-- start Records provided --

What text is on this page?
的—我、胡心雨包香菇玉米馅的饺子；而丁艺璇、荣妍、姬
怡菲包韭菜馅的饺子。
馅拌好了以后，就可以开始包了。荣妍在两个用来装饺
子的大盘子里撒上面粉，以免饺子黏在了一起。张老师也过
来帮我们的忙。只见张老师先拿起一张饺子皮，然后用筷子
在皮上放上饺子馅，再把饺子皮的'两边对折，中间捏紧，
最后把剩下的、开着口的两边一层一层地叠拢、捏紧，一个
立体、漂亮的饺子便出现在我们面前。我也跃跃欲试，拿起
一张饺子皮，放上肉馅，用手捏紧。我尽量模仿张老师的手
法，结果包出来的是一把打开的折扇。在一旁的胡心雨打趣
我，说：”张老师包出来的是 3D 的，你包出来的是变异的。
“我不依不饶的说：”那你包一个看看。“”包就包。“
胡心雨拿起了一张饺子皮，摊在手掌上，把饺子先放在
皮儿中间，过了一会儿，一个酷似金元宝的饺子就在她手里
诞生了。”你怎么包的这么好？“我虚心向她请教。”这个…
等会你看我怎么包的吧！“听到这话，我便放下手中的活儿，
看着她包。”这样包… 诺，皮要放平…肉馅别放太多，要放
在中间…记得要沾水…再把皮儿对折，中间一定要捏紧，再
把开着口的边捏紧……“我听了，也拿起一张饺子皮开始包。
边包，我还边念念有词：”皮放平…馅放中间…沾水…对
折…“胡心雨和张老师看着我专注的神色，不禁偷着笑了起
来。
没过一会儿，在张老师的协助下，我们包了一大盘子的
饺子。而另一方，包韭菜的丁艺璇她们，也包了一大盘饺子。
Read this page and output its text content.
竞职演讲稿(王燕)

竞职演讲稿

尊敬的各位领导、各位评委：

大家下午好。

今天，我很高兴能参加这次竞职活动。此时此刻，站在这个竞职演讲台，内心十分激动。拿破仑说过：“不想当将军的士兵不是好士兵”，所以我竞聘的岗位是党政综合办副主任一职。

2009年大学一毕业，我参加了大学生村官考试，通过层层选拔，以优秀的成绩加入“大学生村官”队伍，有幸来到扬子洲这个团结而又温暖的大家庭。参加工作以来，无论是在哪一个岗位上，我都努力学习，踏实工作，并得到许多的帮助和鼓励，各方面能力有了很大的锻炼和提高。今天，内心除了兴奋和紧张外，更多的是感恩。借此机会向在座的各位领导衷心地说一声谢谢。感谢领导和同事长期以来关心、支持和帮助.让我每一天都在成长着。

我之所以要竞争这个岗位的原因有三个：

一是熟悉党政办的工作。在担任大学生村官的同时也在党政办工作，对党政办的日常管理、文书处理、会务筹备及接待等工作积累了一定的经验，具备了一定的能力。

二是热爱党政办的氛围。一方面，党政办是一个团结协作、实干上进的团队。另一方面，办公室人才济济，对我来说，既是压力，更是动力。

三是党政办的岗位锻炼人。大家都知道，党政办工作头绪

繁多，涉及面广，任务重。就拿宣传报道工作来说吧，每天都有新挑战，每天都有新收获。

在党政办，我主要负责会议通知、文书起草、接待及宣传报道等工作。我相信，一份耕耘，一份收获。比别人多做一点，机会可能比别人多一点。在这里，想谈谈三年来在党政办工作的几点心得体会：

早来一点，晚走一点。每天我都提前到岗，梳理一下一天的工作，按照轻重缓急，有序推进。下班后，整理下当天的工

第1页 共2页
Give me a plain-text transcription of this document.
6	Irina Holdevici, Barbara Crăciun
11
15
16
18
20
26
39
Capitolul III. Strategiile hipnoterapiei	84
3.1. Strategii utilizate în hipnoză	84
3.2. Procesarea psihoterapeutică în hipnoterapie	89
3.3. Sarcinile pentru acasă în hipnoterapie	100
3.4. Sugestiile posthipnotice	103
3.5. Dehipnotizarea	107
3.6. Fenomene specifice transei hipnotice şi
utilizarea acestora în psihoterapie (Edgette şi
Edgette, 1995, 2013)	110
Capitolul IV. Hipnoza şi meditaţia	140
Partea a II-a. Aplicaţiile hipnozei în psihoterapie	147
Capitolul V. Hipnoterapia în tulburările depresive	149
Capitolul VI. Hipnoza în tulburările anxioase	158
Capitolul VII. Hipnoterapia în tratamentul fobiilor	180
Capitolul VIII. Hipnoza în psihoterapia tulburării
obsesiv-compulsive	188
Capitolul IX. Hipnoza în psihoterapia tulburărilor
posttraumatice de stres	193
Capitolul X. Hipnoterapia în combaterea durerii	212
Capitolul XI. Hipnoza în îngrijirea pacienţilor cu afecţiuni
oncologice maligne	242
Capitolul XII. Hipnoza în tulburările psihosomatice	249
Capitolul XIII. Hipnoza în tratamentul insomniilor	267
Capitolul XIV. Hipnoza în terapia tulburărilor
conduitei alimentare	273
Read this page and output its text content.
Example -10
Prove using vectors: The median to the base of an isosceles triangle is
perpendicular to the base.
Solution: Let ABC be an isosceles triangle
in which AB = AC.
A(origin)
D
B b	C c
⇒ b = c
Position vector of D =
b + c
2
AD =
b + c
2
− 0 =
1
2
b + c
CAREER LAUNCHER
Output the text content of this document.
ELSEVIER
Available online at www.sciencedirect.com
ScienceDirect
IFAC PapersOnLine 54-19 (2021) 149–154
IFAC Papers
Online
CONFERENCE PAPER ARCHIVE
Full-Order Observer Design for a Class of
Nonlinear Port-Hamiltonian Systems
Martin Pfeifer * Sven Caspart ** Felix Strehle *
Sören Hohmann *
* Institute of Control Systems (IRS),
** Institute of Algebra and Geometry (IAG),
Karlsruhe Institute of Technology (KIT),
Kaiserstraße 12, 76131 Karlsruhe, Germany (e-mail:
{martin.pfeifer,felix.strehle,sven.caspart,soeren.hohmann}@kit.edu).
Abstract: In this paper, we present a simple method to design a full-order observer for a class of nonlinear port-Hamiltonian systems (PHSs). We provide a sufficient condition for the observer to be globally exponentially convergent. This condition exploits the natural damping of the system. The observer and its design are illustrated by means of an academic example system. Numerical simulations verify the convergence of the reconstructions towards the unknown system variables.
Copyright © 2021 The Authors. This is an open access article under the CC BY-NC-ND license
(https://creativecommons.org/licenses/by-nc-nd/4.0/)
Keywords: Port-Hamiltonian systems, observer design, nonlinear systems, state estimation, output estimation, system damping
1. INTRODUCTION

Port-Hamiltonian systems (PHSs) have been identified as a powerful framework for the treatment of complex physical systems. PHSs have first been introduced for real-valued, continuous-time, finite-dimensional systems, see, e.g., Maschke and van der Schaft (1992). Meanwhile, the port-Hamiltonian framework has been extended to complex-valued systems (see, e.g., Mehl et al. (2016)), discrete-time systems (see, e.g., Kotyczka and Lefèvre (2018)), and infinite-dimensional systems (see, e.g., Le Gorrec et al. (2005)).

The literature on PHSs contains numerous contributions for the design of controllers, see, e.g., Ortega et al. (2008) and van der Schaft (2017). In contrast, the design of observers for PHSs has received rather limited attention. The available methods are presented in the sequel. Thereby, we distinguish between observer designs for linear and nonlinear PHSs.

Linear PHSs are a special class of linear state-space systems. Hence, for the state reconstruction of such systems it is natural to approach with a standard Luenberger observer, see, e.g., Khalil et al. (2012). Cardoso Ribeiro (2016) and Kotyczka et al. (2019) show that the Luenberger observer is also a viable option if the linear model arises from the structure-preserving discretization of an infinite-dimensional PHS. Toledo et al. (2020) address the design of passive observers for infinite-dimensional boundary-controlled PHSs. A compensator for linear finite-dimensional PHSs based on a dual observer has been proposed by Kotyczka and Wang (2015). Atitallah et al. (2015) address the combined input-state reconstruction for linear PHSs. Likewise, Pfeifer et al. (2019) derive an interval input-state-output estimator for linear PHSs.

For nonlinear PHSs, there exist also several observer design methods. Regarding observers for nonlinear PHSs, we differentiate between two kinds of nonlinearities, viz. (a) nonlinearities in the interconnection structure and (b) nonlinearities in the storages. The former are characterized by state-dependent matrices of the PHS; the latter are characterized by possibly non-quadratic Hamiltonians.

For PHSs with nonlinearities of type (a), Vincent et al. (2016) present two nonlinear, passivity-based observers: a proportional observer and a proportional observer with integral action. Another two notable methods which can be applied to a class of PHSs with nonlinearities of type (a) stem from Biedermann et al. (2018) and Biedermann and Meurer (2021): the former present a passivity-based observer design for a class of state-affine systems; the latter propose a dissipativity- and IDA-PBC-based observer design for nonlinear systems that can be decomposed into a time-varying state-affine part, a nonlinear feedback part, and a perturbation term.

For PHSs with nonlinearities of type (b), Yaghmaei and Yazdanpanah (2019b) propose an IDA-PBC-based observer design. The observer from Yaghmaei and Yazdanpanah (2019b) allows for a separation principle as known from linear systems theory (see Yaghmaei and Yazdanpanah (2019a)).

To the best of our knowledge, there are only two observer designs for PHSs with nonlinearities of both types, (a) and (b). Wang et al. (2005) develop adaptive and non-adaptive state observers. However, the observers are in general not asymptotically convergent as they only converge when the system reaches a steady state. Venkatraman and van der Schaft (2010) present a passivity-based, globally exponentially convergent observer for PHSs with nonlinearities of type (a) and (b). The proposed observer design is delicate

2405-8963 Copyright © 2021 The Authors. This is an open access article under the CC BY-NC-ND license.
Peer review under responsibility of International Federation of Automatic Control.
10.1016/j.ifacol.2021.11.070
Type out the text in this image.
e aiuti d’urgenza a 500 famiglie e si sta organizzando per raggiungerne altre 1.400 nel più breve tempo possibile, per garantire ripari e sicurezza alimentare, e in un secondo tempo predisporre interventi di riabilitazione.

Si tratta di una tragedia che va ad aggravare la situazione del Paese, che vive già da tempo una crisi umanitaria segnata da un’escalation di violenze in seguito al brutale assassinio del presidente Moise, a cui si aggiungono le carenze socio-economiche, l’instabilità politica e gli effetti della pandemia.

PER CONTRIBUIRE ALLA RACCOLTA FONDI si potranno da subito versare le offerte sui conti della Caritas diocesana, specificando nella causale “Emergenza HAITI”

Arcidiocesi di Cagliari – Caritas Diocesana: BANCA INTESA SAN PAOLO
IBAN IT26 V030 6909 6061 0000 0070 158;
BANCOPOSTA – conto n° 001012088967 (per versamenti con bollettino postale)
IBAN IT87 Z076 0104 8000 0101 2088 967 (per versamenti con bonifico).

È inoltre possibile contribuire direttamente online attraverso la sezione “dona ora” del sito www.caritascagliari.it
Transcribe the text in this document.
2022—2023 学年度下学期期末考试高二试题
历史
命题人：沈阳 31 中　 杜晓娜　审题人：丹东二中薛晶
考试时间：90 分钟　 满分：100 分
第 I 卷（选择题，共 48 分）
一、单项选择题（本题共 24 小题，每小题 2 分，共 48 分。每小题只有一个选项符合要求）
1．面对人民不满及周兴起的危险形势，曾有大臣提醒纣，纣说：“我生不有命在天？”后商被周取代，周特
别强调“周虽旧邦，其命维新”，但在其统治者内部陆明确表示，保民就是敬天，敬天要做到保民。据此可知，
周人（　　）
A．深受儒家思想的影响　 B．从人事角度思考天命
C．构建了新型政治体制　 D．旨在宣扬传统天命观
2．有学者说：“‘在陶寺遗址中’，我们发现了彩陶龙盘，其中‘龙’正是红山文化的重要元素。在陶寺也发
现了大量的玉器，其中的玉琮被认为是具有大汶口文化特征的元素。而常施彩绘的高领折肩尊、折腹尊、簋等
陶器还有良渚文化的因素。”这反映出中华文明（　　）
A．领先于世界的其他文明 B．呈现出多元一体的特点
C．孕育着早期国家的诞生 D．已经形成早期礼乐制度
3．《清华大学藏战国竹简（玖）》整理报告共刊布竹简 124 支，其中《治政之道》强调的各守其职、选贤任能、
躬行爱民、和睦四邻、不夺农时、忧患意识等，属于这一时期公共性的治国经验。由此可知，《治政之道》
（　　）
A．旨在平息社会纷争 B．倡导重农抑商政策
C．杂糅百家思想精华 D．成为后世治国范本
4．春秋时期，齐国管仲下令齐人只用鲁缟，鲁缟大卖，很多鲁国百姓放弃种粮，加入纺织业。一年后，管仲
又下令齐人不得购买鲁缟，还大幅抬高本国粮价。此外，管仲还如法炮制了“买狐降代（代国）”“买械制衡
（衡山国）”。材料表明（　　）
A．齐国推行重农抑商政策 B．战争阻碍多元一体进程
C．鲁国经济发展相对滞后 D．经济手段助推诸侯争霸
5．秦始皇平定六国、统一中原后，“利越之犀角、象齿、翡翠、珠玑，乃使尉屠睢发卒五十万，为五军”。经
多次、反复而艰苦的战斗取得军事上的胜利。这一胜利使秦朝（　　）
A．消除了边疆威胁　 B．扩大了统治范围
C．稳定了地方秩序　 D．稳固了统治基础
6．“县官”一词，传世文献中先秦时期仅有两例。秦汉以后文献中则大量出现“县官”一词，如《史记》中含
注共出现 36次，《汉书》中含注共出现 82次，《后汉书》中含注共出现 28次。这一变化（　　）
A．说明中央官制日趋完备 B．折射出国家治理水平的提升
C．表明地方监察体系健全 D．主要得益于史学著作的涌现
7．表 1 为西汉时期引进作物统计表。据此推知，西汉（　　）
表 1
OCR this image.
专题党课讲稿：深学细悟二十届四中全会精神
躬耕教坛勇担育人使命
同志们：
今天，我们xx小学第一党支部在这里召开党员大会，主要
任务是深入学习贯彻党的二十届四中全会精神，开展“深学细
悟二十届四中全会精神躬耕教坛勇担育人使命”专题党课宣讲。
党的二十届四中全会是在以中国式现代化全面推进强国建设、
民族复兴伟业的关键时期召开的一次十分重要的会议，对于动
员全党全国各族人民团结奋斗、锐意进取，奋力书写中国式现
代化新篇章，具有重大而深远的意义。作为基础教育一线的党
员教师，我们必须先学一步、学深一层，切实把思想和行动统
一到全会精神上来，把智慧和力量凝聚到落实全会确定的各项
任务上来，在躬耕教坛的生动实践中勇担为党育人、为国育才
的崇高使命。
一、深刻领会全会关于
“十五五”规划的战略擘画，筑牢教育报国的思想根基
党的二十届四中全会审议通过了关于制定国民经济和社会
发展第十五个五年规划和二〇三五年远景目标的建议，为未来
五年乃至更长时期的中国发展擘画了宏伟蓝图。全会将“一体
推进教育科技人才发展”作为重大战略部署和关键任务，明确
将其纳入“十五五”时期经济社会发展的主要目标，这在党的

-- end Records provided --

## [Exercise details]
Look through the entries above. Extract each line with the word "IBAN".

## [The result]
IBAN IT26 V030 6909 6061 0000 0070 158;
IBAN IT87 Z076 0104 8000 0101 2088 967 (per versamenti con bonifico).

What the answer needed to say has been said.